Reproduce, character for character, the portion of the records that opens with their first line and closes with the line containing "bbox=[811, 160, 1238, 215]", both included.
— START OF INPUT MATERIAL —
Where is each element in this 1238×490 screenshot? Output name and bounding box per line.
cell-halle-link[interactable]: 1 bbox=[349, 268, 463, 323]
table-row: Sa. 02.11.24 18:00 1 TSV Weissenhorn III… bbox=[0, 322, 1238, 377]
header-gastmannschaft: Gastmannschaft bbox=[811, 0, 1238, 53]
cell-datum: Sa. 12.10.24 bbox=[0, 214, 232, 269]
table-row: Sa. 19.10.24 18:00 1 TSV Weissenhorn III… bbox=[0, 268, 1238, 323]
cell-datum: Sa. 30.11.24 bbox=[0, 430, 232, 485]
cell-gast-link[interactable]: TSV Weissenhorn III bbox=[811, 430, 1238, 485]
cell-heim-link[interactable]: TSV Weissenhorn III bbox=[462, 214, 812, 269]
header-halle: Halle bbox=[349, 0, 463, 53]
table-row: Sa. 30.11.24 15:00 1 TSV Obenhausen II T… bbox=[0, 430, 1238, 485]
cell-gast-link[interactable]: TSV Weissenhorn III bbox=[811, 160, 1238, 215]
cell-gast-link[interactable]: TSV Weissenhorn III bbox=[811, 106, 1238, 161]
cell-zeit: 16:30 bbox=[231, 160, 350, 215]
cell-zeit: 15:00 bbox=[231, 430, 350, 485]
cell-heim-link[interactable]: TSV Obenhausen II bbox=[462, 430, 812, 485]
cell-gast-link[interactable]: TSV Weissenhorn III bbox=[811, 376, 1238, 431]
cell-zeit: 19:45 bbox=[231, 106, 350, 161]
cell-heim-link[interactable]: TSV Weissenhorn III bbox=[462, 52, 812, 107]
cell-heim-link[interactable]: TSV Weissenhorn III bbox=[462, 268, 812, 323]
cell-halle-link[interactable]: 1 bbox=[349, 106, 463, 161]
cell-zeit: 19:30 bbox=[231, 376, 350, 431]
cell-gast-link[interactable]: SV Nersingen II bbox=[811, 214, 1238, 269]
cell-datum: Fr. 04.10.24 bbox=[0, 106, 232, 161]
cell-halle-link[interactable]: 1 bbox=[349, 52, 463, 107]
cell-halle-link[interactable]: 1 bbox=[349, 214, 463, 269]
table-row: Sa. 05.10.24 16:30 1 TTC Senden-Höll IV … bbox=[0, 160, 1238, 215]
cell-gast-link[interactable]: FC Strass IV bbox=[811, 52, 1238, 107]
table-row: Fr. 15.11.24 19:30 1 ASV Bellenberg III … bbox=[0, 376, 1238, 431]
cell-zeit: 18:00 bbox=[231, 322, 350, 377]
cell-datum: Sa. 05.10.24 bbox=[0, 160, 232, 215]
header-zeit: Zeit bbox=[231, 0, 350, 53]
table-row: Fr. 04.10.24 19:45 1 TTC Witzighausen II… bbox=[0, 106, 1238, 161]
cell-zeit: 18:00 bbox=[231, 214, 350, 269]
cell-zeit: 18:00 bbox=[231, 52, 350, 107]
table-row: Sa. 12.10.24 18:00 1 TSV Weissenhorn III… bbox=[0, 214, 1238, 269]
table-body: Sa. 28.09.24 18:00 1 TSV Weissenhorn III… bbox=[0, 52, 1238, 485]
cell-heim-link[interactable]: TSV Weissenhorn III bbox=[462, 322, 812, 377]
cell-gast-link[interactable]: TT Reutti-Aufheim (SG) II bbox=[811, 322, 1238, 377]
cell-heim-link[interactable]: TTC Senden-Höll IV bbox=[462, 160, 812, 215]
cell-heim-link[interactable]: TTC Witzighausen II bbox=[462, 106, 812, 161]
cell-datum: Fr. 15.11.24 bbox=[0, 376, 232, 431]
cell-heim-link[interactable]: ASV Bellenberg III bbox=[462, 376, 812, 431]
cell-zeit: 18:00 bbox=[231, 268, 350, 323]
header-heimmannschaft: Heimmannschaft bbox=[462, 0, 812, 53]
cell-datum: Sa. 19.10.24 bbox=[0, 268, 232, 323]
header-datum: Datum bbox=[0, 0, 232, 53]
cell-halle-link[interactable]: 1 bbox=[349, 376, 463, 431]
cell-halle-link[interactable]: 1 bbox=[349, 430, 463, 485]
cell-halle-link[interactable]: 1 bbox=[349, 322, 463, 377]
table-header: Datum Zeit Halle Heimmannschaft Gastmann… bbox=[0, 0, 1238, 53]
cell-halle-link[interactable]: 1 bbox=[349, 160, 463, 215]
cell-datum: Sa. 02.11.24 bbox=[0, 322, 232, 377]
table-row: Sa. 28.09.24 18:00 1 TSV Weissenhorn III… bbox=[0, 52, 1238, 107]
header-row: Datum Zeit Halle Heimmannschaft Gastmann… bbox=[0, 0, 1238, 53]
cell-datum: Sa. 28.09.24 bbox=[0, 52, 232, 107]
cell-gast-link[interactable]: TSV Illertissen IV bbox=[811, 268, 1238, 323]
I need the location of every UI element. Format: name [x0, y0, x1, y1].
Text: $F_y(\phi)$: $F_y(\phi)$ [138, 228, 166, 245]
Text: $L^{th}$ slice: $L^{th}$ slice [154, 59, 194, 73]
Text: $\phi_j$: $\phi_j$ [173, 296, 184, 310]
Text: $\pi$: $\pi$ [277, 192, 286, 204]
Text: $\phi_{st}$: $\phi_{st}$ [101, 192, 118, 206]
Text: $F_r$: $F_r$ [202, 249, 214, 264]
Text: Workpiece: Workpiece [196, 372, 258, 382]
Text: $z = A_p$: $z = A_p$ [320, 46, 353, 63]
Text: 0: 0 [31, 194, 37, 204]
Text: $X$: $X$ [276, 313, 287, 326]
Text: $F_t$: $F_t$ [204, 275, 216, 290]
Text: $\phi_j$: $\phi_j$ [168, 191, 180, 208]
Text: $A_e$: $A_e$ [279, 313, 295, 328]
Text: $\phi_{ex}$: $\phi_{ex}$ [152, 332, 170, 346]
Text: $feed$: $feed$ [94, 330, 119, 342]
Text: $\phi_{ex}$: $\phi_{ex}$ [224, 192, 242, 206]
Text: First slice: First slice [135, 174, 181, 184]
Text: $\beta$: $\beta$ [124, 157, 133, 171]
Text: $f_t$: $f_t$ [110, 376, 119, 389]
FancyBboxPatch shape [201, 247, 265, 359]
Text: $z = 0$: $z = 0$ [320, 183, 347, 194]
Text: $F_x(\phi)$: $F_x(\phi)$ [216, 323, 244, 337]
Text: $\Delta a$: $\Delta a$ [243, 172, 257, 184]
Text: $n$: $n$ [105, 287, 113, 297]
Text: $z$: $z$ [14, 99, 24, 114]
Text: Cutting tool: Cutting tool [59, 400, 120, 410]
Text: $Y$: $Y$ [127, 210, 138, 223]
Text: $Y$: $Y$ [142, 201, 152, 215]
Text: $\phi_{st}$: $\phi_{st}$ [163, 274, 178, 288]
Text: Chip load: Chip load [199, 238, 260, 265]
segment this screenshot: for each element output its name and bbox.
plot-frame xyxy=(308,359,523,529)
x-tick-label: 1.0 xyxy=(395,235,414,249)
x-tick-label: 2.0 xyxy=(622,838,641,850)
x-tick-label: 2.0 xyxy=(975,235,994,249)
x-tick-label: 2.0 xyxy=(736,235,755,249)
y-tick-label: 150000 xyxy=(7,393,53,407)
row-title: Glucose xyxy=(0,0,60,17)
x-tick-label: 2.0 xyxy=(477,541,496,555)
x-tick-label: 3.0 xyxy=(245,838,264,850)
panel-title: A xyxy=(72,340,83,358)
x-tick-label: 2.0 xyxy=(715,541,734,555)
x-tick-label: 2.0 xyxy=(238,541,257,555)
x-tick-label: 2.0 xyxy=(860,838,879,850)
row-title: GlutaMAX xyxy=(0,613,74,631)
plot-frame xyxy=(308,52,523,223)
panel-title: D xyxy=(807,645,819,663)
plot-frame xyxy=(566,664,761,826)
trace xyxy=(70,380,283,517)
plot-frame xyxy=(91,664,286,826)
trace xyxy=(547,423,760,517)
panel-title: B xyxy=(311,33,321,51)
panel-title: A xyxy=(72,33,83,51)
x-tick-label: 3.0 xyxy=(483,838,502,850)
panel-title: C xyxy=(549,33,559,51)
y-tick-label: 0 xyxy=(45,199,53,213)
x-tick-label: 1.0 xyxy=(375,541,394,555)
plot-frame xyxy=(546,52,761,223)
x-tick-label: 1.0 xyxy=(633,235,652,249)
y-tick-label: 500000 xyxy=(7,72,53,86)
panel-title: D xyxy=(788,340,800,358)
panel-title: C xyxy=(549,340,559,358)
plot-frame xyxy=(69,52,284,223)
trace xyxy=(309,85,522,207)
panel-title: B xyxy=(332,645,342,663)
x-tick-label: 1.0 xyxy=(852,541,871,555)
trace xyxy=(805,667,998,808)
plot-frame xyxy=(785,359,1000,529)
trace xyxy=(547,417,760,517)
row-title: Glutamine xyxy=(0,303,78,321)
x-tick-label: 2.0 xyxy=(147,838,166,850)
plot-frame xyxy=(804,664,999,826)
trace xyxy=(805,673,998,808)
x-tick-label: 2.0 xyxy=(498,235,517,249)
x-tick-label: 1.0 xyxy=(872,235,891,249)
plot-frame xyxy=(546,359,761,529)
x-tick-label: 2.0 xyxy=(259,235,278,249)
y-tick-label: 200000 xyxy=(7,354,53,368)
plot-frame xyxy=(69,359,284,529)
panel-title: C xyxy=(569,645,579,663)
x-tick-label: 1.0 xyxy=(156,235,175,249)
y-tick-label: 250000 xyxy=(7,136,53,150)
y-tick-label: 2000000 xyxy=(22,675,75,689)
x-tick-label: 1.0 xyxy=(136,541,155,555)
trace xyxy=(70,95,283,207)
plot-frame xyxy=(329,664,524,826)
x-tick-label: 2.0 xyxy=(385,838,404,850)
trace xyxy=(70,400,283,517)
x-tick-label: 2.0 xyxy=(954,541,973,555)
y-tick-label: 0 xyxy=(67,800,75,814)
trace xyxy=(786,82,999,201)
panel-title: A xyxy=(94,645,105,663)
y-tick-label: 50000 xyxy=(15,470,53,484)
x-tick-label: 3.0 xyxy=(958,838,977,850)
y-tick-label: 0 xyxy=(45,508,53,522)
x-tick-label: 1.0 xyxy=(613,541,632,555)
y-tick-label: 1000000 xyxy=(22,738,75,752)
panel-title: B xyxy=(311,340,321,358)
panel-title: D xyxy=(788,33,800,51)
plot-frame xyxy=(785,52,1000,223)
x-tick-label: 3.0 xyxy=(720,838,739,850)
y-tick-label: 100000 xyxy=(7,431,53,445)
— END OF INPUT MATERIAL —
▸ WORKED SOLUTION
Where is each element in this 1238×490 screenshot? Output name and bounding box per line.
cell-halle-link[interactable]: 1 bbox=[349, 268, 463, 323]
table-row: Sa. 02.11.24 18:00 1 TSV Weissenhorn III… bbox=[0, 322, 1238, 377]
header-gastmannschaft: Gastmannschaft bbox=[811, 0, 1238, 53]
cell-datum: Sa. 12.10.24 bbox=[0, 214, 232, 269]
table-row: Sa. 19.10.24 18:00 1 TSV Weissenhorn III… bbox=[0, 268, 1238, 323]
cell-datum: Sa. 30.11.24 bbox=[0, 430, 232, 485]
cell-gast-link[interactable]: TSV Weissenhorn III bbox=[811, 430, 1238, 485]
cell-heim-link[interactable]: TSV Weissenhorn III bbox=[462, 214, 812, 269]
header-halle: Halle bbox=[349, 0, 463, 53]
table-row: Sa. 30.11.24 15:00 1 TSV Obenhausen II T… bbox=[0, 430, 1238, 485]
cell-gast-link[interactable]: TSV Weissenhorn III bbox=[811, 160, 1238, 215]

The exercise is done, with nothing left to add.